>> begin Records shown

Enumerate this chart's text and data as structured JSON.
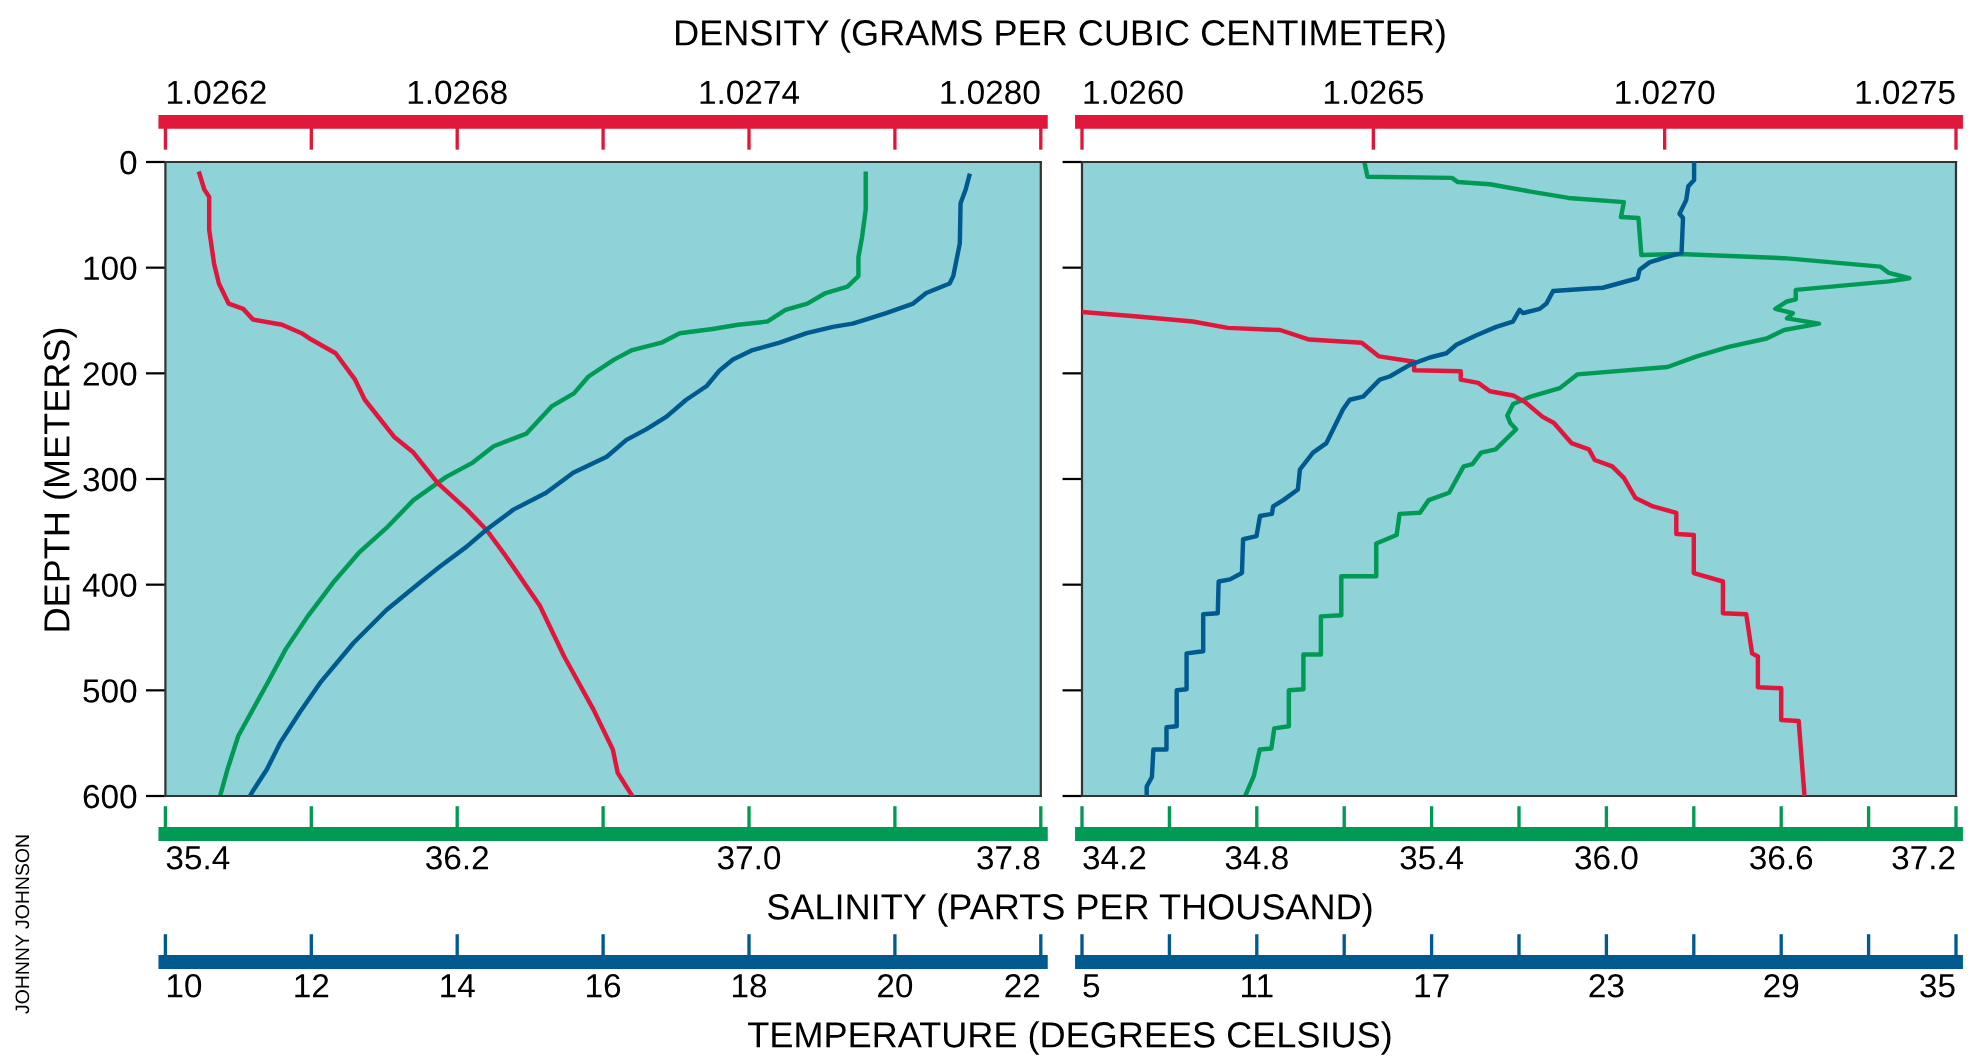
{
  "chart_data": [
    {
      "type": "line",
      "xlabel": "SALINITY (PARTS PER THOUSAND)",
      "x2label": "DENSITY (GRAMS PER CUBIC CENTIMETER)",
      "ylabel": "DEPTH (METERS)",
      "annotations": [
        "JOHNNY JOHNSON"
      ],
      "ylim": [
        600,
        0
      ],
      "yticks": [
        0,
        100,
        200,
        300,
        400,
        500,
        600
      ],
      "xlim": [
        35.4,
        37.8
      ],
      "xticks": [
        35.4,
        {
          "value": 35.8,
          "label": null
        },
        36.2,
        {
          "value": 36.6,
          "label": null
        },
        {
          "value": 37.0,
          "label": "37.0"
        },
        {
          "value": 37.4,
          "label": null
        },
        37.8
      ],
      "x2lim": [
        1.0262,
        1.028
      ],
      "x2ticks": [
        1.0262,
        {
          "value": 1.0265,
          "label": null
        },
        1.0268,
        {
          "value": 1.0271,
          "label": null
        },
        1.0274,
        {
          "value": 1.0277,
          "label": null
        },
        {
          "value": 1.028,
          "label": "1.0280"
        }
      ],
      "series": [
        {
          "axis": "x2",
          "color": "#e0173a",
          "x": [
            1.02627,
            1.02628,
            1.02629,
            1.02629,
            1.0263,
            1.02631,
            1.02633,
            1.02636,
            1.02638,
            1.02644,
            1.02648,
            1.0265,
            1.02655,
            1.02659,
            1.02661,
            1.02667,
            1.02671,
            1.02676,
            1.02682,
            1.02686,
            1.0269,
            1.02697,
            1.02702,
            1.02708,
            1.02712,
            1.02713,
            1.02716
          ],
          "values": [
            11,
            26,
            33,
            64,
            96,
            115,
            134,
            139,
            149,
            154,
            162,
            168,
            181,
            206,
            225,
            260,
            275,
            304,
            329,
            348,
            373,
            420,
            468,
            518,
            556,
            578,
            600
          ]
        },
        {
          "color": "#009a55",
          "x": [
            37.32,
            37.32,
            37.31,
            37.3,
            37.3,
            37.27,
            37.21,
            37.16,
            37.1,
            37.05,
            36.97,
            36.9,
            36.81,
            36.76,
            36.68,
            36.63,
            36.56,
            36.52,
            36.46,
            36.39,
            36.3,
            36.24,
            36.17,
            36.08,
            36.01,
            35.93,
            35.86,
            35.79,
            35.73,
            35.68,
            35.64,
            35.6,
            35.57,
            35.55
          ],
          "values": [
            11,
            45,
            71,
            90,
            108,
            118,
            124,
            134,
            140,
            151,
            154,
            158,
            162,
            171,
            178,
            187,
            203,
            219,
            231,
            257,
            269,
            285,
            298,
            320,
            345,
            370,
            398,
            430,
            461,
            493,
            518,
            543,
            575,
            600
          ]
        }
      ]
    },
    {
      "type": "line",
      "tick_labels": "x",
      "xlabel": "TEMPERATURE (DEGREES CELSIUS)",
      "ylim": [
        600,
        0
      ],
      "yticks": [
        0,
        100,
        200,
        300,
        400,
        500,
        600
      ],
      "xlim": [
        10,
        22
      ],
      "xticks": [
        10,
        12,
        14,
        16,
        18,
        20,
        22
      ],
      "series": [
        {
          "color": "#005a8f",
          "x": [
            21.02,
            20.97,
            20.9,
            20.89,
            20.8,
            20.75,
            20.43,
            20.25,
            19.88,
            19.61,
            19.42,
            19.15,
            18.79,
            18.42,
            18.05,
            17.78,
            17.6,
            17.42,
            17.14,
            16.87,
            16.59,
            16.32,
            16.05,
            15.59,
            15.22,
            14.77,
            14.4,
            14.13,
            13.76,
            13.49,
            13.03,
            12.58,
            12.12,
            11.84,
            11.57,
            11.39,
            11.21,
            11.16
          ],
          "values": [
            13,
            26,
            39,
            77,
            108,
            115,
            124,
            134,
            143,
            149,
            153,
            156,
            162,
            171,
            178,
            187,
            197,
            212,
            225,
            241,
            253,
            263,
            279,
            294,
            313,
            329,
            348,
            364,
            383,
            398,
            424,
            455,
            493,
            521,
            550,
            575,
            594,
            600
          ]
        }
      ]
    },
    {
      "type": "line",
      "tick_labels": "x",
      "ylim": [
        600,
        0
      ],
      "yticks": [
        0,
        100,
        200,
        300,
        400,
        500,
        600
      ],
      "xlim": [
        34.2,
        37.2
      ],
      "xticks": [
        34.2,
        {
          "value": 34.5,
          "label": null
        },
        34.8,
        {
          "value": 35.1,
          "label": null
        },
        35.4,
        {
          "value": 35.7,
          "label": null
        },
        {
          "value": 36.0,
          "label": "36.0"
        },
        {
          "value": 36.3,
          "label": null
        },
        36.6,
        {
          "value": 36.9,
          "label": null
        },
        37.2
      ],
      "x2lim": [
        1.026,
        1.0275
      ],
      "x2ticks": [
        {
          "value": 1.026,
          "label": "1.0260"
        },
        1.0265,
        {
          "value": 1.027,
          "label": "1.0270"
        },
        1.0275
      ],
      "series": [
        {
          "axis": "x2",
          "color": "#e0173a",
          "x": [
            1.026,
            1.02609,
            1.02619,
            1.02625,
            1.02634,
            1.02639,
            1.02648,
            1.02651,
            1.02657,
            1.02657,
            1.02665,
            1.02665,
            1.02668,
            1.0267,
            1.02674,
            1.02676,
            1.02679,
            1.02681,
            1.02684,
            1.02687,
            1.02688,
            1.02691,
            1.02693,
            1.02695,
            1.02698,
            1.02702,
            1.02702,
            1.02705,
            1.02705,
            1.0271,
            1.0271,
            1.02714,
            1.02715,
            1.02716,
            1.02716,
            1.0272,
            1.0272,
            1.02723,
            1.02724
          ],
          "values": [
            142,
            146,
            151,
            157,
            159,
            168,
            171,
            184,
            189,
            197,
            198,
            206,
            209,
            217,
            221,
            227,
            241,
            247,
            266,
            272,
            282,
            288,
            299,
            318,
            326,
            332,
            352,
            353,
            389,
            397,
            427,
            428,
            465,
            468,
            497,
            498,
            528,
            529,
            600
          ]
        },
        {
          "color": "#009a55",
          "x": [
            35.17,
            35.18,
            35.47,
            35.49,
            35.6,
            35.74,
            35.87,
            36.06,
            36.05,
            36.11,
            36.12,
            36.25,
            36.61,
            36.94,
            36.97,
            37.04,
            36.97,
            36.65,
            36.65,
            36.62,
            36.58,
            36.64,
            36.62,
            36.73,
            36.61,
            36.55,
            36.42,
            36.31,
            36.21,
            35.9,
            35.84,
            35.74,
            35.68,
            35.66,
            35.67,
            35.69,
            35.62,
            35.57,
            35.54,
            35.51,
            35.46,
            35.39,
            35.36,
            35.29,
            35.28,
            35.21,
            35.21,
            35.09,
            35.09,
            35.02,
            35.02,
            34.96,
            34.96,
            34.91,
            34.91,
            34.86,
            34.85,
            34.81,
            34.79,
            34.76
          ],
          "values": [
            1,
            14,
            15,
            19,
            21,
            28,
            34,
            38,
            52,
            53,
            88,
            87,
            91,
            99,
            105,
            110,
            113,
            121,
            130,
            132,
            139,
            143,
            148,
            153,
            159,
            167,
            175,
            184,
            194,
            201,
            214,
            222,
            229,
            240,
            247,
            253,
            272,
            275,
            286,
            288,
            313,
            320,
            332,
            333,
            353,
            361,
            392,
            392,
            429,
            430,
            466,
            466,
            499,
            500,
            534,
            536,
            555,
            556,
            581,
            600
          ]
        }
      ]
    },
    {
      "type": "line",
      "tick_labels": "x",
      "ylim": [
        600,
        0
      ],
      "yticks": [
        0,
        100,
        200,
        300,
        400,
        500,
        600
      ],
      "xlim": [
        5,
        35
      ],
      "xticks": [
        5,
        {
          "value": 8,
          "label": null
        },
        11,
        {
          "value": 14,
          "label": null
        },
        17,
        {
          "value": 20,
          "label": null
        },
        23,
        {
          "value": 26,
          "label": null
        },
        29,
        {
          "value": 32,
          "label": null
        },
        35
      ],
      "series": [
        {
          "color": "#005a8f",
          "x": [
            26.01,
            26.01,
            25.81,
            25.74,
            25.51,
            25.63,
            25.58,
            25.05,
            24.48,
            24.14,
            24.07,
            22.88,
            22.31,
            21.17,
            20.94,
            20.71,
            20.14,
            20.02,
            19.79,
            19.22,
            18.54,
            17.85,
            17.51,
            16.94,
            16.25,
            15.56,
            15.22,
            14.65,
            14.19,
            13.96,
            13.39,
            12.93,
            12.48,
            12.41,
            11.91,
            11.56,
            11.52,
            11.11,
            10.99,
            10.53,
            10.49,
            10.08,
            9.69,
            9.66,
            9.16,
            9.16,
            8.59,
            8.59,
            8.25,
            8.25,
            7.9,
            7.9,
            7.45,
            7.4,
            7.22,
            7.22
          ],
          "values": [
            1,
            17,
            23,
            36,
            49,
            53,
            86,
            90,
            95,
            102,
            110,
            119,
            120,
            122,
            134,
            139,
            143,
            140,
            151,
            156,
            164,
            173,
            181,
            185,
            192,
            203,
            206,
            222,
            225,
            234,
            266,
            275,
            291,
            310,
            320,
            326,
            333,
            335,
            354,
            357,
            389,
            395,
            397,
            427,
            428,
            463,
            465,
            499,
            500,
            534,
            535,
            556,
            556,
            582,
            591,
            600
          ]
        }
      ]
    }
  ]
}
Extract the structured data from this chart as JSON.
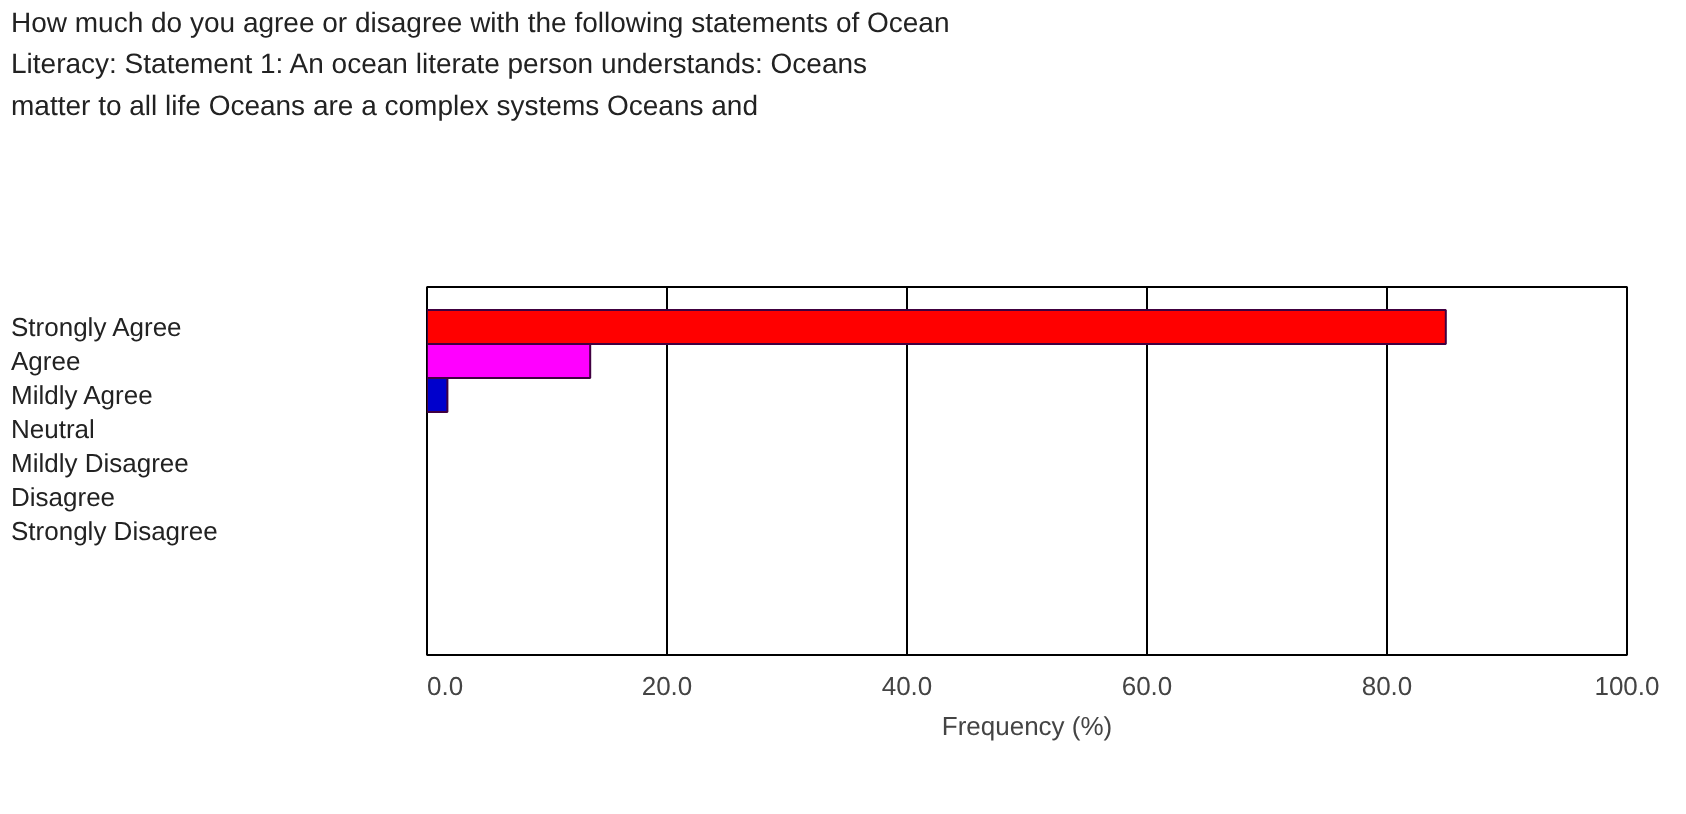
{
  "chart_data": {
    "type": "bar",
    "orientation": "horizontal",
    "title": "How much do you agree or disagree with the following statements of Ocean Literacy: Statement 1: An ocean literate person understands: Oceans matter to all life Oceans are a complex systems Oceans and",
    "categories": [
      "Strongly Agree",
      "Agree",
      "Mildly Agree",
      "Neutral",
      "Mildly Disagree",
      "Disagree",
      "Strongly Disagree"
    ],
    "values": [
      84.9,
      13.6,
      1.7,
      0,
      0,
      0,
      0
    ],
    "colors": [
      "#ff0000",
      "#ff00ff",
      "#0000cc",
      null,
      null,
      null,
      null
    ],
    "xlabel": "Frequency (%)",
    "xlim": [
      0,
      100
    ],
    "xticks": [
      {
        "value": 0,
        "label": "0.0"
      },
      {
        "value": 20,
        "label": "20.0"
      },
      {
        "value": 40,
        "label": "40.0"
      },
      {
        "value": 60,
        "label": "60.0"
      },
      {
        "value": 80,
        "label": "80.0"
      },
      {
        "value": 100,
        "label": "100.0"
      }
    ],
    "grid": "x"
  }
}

>> end Records shown

# Problem to work on
Give nothing but the count of lines in the listing above that hold the string "structured".

# Full solution
2